Data for processing:

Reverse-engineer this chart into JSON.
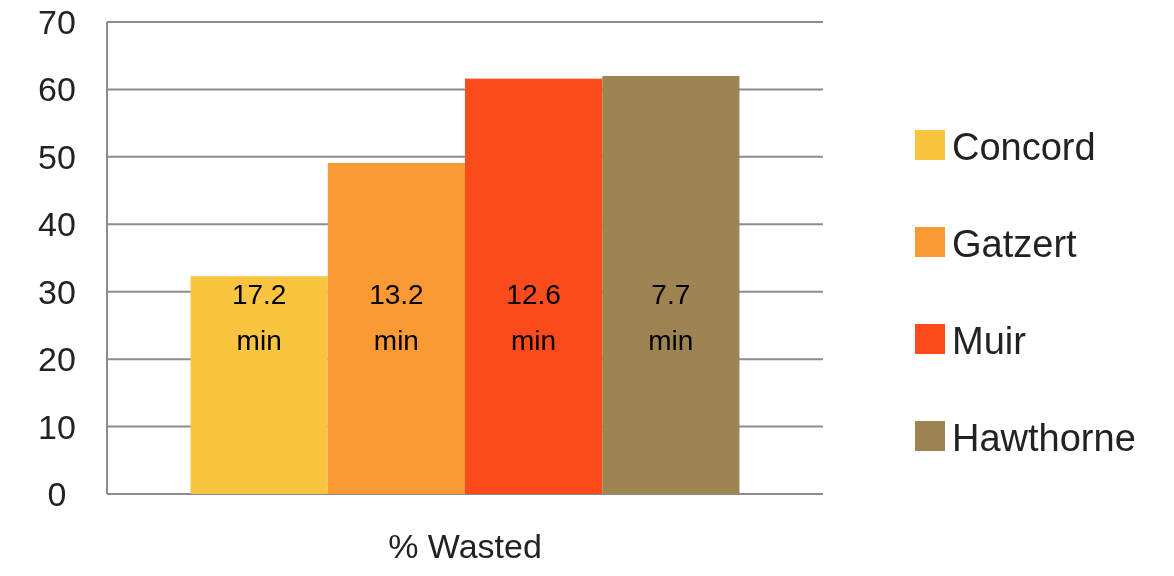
{
  "chart_data": {
    "type": "bar",
    "categories": [
      "% Wasted"
    ],
    "series": [
      {
        "name": "Concord",
        "color": "#f9c440",
        "values": [
          32.3
        ]
      },
      {
        "name": "Gatzert",
        "color": "#fb9a35",
        "values": [
          49.1
        ]
      },
      {
        "name": "Muir",
        "color": "#fb4b1d",
        "values": [
          61.6
        ]
      },
      {
        "name": "Hawthorne",
        "color": "#9e8453",
        "values": [
          62.0
        ]
      }
    ],
    "annotations": [
      "17.2 min",
      "13.2 min",
      "12.6 min",
      "7.7 min"
    ],
    "ylim": [
      0,
      70
    ],
    "yticks": [
      0,
      10,
      20,
      30,
      40,
      50,
      60,
      70
    ],
    "grid": "y",
    "legend": "right"
  }
}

Prompt:
Look over the listing. Pull out every line with the string "color" in it.

Written reply:
        "color": "#f9c440",
        "color": "#fb9a35",
        "color": "#fb4b1d",
        "color": "#9e8453",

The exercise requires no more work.